SUPPLIED INFORMATION:
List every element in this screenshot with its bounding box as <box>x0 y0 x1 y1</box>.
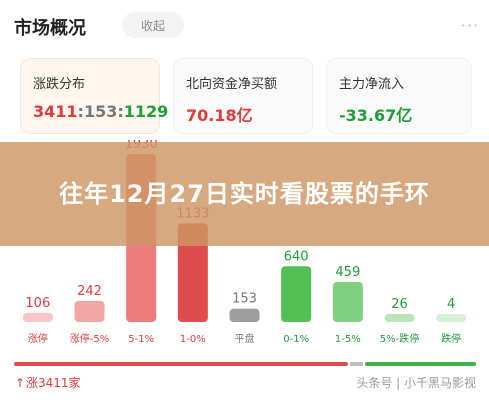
more-icon[interactable]: ··· <box>460 16 479 35</box>
bar-category-label: 1-0% <box>180 334 206 345</box>
flat-count: 153 <box>83 102 118 121</box>
up-count: 3411 <box>33 102 78 121</box>
card-label: 主力净流入 <box>339 77 405 92</box>
banner-title: 往年12月27日实时看股票的手环 <box>59 180 430 208</box>
decline-segment <box>364 362 476 366</box>
title-banner: 往年12月27日实时看股票的手环 <box>0 142 489 246</box>
bar-category-label: 涨停-5% <box>70 332 109 345</box>
bar-value-label: 242 <box>77 284 102 299</box>
card-label: 北向资金净买额 <box>186 77 278 92</box>
bar-6 <box>332 282 363 322</box>
bar-5 <box>281 266 312 322</box>
summary-cards: 涨跌分布 3411:153:1129 北向资金净买额 70.18亿 主力净流入 … <box>20 58 472 134</box>
bar-category-label: 1-5% <box>335 334 361 345</box>
bar-4 <box>229 308 260 322</box>
bar-category-label: 跌停 <box>441 332 461 345</box>
bar-value-label: 640 <box>284 249 309 264</box>
flat-segment <box>349 362 363 366</box>
bar-0 <box>22 312 53 322</box>
card-label: 涨跌分布 <box>33 77 86 92</box>
card-northbound[interactable]: 北向资金净买额 70.18亿 <box>173 58 313 134</box>
card-advance-decline[interactable]: 涨跌分布 3411:153:1129 <box>20 58 169 134</box>
watermark: 头条号 | 小千黑马影视 <box>356 376 476 390</box>
bar-category-label: 5-1% <box>128 334 154 345</box>
bar-value-label: 26 <box>391 297 408 312</box>
bar-category-label: 平盘 <box>235 332 255 345</box>
market-overview-header: 市场概况 收起 ··· <box>14 12 479 42</box>
up-summary: ↑涨3411家 <box>14 374 81 391</box>
bar-7 <box>384 314 415 322</box>
card-main-inflow[interactable]: 主力净流入 -33.67亿 <box>326 58 472 134</box>
bar-value-label: 153 <box>232 292 257 307</box>
bar-category-label: 0-1% <box>283 334 309 345</box>
bar-value-label: 4 <box>447 297 455 312</box>
footer: ↑涨3411家 头条号 | 小千黑马影视 <box>14 372 476 392</box>
arrow-up-icon: ↑ <box>14 376 26 390</box>
bar-value-label: 106 <box>25 296 50 311</box>
collapse-button[interactable]: 收起 <box>122 12 184 38</box>
bar-8 <box>436 314 467 322</box>
advance-segment <box>14 362 348 366</box>
advance-decline-bar <box>14 362 476 368</box>
bar-value-label: 459 <box>335 265 360 280</box>
advance-decline-value: 3411:153:1129 <box>33 102 169 121</box>
bar-1 <box>74 300 105 322</box>
page-title: 市场概况 <box>14 18 86 39</box>
northbound-value: 70.18亿 <box>186 106 253 125</box>
up-summary-text: 涨3411家 <box>26 376 81 390</box>
down-count: 1129 <box>123 102 169 121</box>
bar-category-label: 涨停 <box>28 332 48 345</box>
main-inflow-value: -33.67亿 <box>339 106 413 125</box>
bar-3 <box>177 223 208 322</box>
bar-category-label: 5%-跌停 <box>380 332 419 345</box>
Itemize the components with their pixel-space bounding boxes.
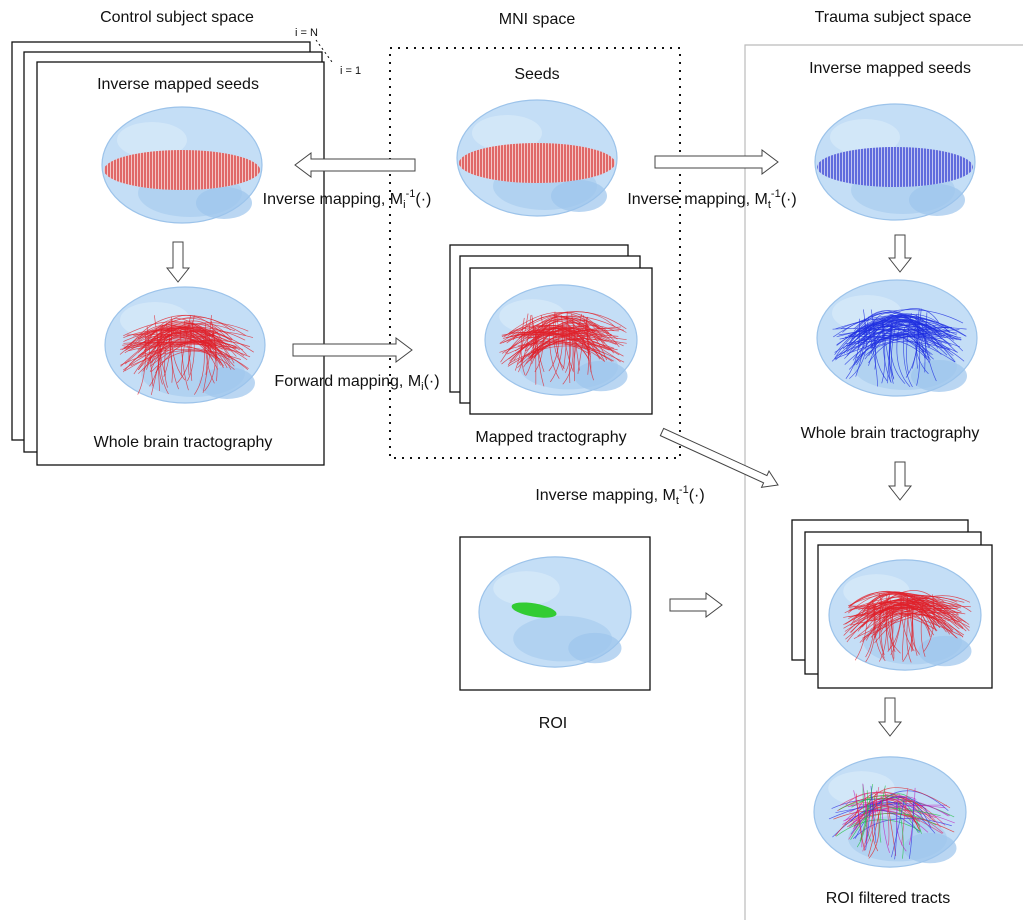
label-text: Inverse mapping, M [627, 191, 768, 208]
brain-region [493, 571, 560, 605]
tract-label: Whole brain tractography [94, 434, 273, 451]
seeds-label: Inverse mapped seeds [809, 60, 971, 77]
column-title: Control subject space [100, 9, 254, 26]
arrow [889, 462, 911, 500]
label-sub: t [768, 199, 771, 211]
arrow [670, 593, 722, 617]
illustrations [102, 100, 981, 867]
arrow [655, 150, 778, 174]
arrow [879, 698, 901, 736]
brain-region [196, 187, 252, 219]
arrow-label: Inverse mapping, Mt-1(·) [535, 484, 704, 507]
label-suffix: (·) [424, 373, 440, 390]
filtered-label: ROI filtered tracts [826, 890, 950, 907]
stack-label: i = N [295, 27, 318, 39]
brain [479, 557, 631, 667]
tract-label: Mapped tractography [475, 429, 626, 446]
label-suffix: (·) [415, 191, 431, 208]
label-text: Inverse mapping, M [263, 191, 404, 208]
brain [814, 757, 966, 867]
brain-region [918, 636, 971, 666]
seed-plane [459, 143, 615, 183]
brain [102, 107, 262, 223]
label-sub: t [676, 495, 679, 507]
brain [817, 280, 977, 396]
brain [815, 104, 975, 220]
brain [105, 287, 265, 403]
stack-label: i = 1 [340, 65, 361, 77]
page: {"columns": { "control": {"title": "Cont… [0, 0, 1023, 920]
seed-plane [104, 150, 260, 190]
brain [829, 560, 981, 670]
brain-region [574, 361, 627, 391]
brain-region [551, 180, 607, 212]
arrow [660, 428, 778, 487]
label-text: Inverse mapping, M [535, 487, 676, 504]
arrow-label: Inverse mapping, Mi-1(·) [263, 188, 432, 211]
brain-region [199, 367, 255, 399]
label-suffix: (·) [689, 487, 705, 504]
arrow-label: Inverse mapping, Mt-1(·) [627, 188, 796, 211]
tract-label: Whole brain tractography [801, 425, 980, 442]
label-suffix: (·) [781, 191, 797, 208]
label-sup: -1 [771, 188, 781, 200]
label-sub: i [403, 199, 405, 211]
seeds-label: Seeds [514, 66, 559, 83]
label-sup: -1 [679, 484, 689, 496]
brain-region [909, 184, 965, 216]
column-title: MNI space [499, 11, 576, 28]
column-title: Trauma subject space [815, 9, 972, 26]
brain-region [568, 633, 621, 663]
seed-plane [817, 147, 973, 187]
brain [485, 285, 637, 395]
brain [457, 100, 617, 216]
arrow [889, 235, 911, 272]
brain-region [903, 833, 956, 863]
roi-label: ROI [539, 715, 567, 732]
diagram: Control subject space MNI space Trauma s… [0, 0, 1023, 920]
label-sup: -1 [406, 188, 416, 200]
seeds-label: Inverse mapped seeds [97, 76, 259, 93]
label-text: Forward mapping, M [274, 373, 421, 390]
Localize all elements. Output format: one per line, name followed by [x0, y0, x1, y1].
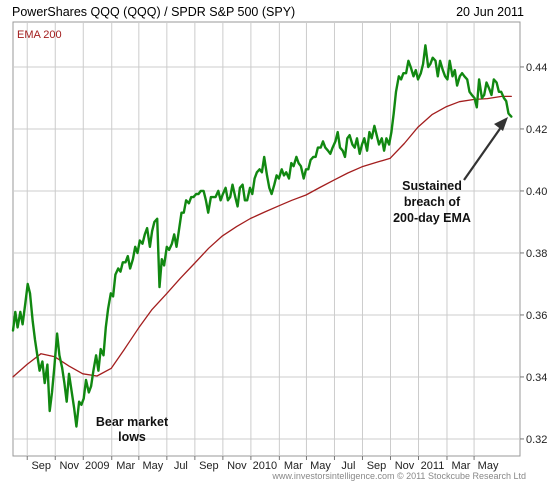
y-tick-label: 0.38 [526, 248, 547, 260]
y-tick-label: 0.42 [526, 124, 547, 136]
x-tick-label: 2009 [85, 460, 109, 472]
y-tick-label: 0.36 [526, 310, 547, 322]
y-tick-label: 0.32 [526, 434, 547, 446]
x-tick-label: Sep [31, 460, 51, 472]
x-tick-label: Nov [395, 460, 415, 472]
annotation-arrow-shaft [463, 122, 505, 181]
y-tick-label: 0.44 [526, 62, 547, 74]
footer-credit: www.investorsintelligence.com © 2011 Sto… [272, 471, 526, 481]
chart-title: PowerShares QQQ (QQQ) / SPDR S&P 500 (SP… [12, 5, 296, 19]
x-tick-label: Mar [284, 460, 303, 472]
x-tick-label: Sep [367, 460, 387, 472]
x-tick-label: 2011 [421, 460, 445, 472]
annotation-bear-line-2: lows [118, 430, 146, 444]
plot-area [12, 21, 521, 457]
y-tick-label: 0.34 [526, 372, 547, 384]
x-tick-label: Nov [227, 460, 247, 472]
x-tick-label: Mar [452, 460, 471, 472]
y-tick-label: 0.40 [526, 186, 547, 198]
x-tick-label: May [478, 460, 499, 472]
series-lines [11, 44, 513, 428]
x-tick-label: May [310, 460, 331, 472]
annotation-breach-line-1: Sustained [402, 179, 462, 193]
x-tick-label: Nov [59, 460, 79, 472]
x-tick-label: Sep [199, 460, 219, 472]
ema-200-line [12, 95, 512, 378]
x-tick-label: May [142, 460, 163, 472]
y-axis: 0.32 0.34 0.36 0.38 0.40 0.42 0.44 [520, 62, 547, 446]
annotation-bear-line-1: Bear market [96, 415, 169, 429]
x-axis: Sep Nov 2009 Mar May Jul Sep Nov 2010 Mar May Jul Se… [26, 456, 499, 472]
legend-ema-200: EMA 200 [17, 29, 62, 41]
annotation-breach-line-3: 200-day EMA [393, 211, 471, 225]
x-tick-label: Jul [174, 460, 188, 472]
x-tick-label: Jul [341, 460, 355, 472]
gridlines [13, 22, 520, 456]
annotation-arrow-head [494, 117, 508, 131]
ratio-line [11, 44, 513, 428]
x-tick-label: 2010 [253, 460, 277, 472]
x-tick-label: Mar [116, 460, 135, 472]
chart-date: 20 Jun 2011 [456, 5, 524, 19]
annotation-breach-line-2: breach of [404, 195, 461, 209]
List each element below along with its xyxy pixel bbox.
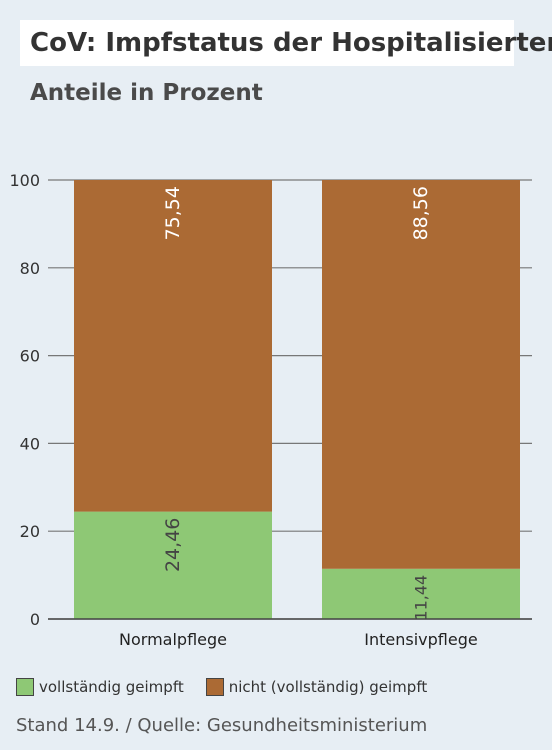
y-tick-label: 40 bbox=[20, 434, 40, 453]
legend-item-not-vaccinated: nicht (vollständig) geimpft bbox=[205, 678, 428, 696]
chart-subtitle: Anteile in Prozent bbox=[30, 80, 263, 106]
title-box: CoV: Impfstatus der Hospitalisierten bbox=[20, 20, 552, 66]
legend: vollständig geimpft nicht (vollständig) … bbox=[16, 678, 449, 696]
chart-area: 24,46 75,54 11,44 88,56 0 20 40 60 80 100 Normalp… bbox=[9, 171, 532, 649]
bar-segment bbox=[322, 568, 520, 619]
data-label: 11,44 bbox=[412, 575, 431, 621]
legend-swatch-vaccinated bbox=[16, 678, 34, 696]
y-tick-label: 80 bbox=[20, 259, 40, 278]
y-tick-label: 60 bbox=[20, 347, 40, 366]
bar-segment bbox=[74, 180, 272, 512]
y-tick-label: 100 bbox=[9, 171, 40, 190]
data-label: 75,54 bbox=[162, 186, 184, 240]
chart-title: CoV: Impfstatus der Hospitalisierten bbox=[30, 28, 552, 58]
bar-segment bbox=[74, 511, 272, 619]
data-label: 24,46 bbox=[162, 518, 184, 572]
data-label: 88,56 bbox=[410, 186, 432, 240]
x-tick-label: Intensivpflege bbox=[364, 630, 477, 649]
source-note: Stand 14.9. / Quelle: Gesundheitsministe… bbox=[16, 715, 428, 736]
x-tick-label: Normalpflege bbox=[119, 630, 227, 649]
legend-swatch-not-vaccinated bbox=[205, 678, 224, 696]
y-tick-label: 0 bbox=[30, 610, 40, 629]
legend-label-vaccinated: vollständig geimpft bbox=[39, 678, 184, 696]
bar-segment bbox=[322, 180, 520, 569]
legend-item-vaccinated: vollständig geimpft bbox=[16, 678, 184, 696]
legend-label-not-vaccinated: nicht (vollständig) geimpft bbox=[228, 678, 428, 696]
y-tick-label: 20 bbox=[20, 522, 40, 541]
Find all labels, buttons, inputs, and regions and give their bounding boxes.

WHAT THIS TASK INVOLVES: Starting with the line containing "y-tick-label: 0.38 [526, 248, 547, 260]" and going through the line containing "x-tick-label: 2011 [421, 460, 445, 472]", rewrite those lines from the records above with "annotation-arrow-shaft" changed to "pointer-arrow-shaft" and everything else left the same.

RESPONSE TO THIS EXERCISE:
y-tick-label: 0.38 [526, 248, 547, 260]
y-tick-label: 0.42 [526, 124, 547, 136]
x-tick-label: 2009 [85, 460, 109, 472]
y-tick-label: 0.36 [526, 310, 547, 322]
y-tick-label: 0.32 [526, 434, 547, 446]
x-tick-label: Sep [31, 460, 51, 472]
x-tick-label: Nov [395, 460, 415, 472]
pointer-arrow-shaft [463, 122, 505, 181]
y-tick-label: 0.44 [526, 62, 547, 74]
footer-credit: www.investorsintelligence.com © 2011 Sto… [272, 471, 526, 481]
chart-title: PowerShares QQQ (QQQ) / SPDR S&P 500 (SP… [12, 5, 296, 19]
x-tick-label: Mar [284, 460, 303, 472]
x-tick-label: Sep [367, 460, 387, 472]
x-tick-label: 2011 [421, 460, 445, 472]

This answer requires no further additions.